GIVEN EXERCISE. Single out the lines that include the word "dati". Copy them.

GIVEN DATA.
........

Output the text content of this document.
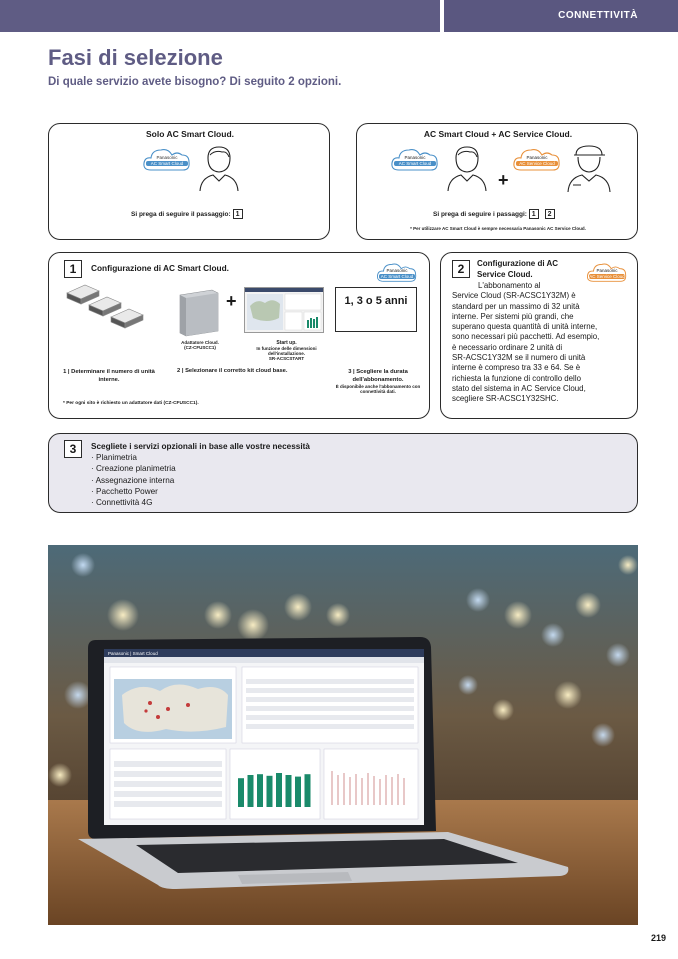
CONNETTIVITÀ
Fasi di selezione
Di quale servizio avete bisogno? Di seguito 2 opzioni.
Solo AC Smart Cloud.
Panasonic
AC Smart Cloud
Si prega di seguire il passaggio: 1
AC Smart Cloud + AC Service Cloud.
Panasonic
AC Smart Cloud
+
Panasonic
AC Service Cloud
Si prega di seguire i passaggi: 1 2
* Per utilizzare AC Smart Cloud è sempre necessaria Panasonic AC Service Cloud.
1	Configurazione di AC Smart Cloud.	Panasonic
AC Smart Cloud
+	1, 3 o 5 anni
Adattatore Cloud.
(CZ-CFUSCC1)
Start up.
In funzione delle dimensioni dell'installazione.
SR-ACSCSTART
1 | Determinare il numero di unità interne.
2 | Selezionare il corretto kit cloud base.	3 | Scegliere la durata dell'abbonamento.
È disponibile anche l'abbonamento con connettività dati.
* Per ogni sito è richiesto un adattatore dati (CZ-CFUSCC1).
2	Configurazione di AC
Service Cloud.	Panasonic
AC Service Cloud
L'abbonamento al
Service Cloud (SR-ACSC1Y32M) è
standard per un massimo di 32 unità
interne. Per sistemi più grandi, che
superano questa quantità di unità interne,
sono necessari più pacchetti. Ad esempio,
è necessario ordinare 2 unità di
SR-ACSC1Y32M se il numero di unità
interne è compreso tra 33 e 64. Se è
richiesta la funzione di controllo dello
stato del sistema in AC Service Cloud,
scegliere SR-ACSC1Y32SHC.
3	Scegliete i servizi opzionali in base alle vostre necessità
· Planimetria
· Creazione planimetria
· Assegnazione interna
· Pacchetto Power
· Connettività 4G
Panasonic | Smart Cloud
219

........

ANSWER TO THE PROBLEM.
È disponibile anche l'abbonamento con connettività dati.
* Per ogni sito è richiesto un adattatore dati (CZ-CFUSCC1).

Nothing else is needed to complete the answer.